(Materiale)

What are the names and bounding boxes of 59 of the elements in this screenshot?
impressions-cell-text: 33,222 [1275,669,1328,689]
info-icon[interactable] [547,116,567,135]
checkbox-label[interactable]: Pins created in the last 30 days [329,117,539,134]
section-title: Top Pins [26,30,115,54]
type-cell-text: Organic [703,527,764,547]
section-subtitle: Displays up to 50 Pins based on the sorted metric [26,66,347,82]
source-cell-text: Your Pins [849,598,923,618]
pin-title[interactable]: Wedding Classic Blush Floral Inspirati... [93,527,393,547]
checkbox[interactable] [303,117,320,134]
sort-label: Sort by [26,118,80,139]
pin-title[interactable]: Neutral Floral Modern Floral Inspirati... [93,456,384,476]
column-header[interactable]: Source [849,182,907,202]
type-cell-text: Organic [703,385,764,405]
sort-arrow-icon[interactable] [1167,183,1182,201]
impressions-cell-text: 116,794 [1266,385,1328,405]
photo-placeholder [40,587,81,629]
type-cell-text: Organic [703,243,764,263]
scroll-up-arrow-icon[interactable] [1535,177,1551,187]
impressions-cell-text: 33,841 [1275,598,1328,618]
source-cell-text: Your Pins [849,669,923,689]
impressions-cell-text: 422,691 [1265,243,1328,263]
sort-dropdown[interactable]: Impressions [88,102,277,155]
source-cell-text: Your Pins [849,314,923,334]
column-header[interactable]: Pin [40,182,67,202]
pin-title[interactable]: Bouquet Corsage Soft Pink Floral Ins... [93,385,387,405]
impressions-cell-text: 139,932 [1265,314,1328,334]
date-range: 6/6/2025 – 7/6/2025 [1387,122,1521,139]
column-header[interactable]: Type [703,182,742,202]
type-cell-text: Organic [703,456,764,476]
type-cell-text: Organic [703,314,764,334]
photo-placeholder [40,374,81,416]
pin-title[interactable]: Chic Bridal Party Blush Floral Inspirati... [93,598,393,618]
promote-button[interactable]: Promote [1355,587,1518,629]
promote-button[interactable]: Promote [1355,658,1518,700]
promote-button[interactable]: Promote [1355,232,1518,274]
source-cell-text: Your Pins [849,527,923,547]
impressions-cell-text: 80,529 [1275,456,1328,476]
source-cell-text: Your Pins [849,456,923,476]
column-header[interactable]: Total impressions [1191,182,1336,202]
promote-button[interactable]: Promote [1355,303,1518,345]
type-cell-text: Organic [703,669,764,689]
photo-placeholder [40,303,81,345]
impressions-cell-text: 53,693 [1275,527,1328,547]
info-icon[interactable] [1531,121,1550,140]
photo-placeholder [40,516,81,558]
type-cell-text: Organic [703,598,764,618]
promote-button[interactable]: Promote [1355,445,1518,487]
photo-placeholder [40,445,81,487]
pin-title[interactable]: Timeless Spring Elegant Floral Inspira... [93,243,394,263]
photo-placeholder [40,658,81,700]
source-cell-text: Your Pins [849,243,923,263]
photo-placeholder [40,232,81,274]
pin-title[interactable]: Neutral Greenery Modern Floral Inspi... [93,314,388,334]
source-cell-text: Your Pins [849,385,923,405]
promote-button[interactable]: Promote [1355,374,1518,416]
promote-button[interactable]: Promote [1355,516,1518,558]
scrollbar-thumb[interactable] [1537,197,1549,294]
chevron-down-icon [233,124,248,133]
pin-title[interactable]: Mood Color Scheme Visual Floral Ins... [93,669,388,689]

(Cosa fare) Ricopia senza cambiare nulla le righe dell'elenco, partendo dalla prima e arrivando a quella che contiene "type-cell-text: Organic [703,527,764,547]", compresa.

(Risultato)
What are the names and bounding boxes of 59 of the elements in this screenshot?
impressions-cell-text: 33,222 [1275,669,1328,689]
info-icon[interactable] [547,116,567,135]
checkbox-label[interactable]: Pins created in the last 30 days [329,117,539,134]
section-title: Top Pins [26,30,115,54]
type-cell-text: Organic [703,527,764,547]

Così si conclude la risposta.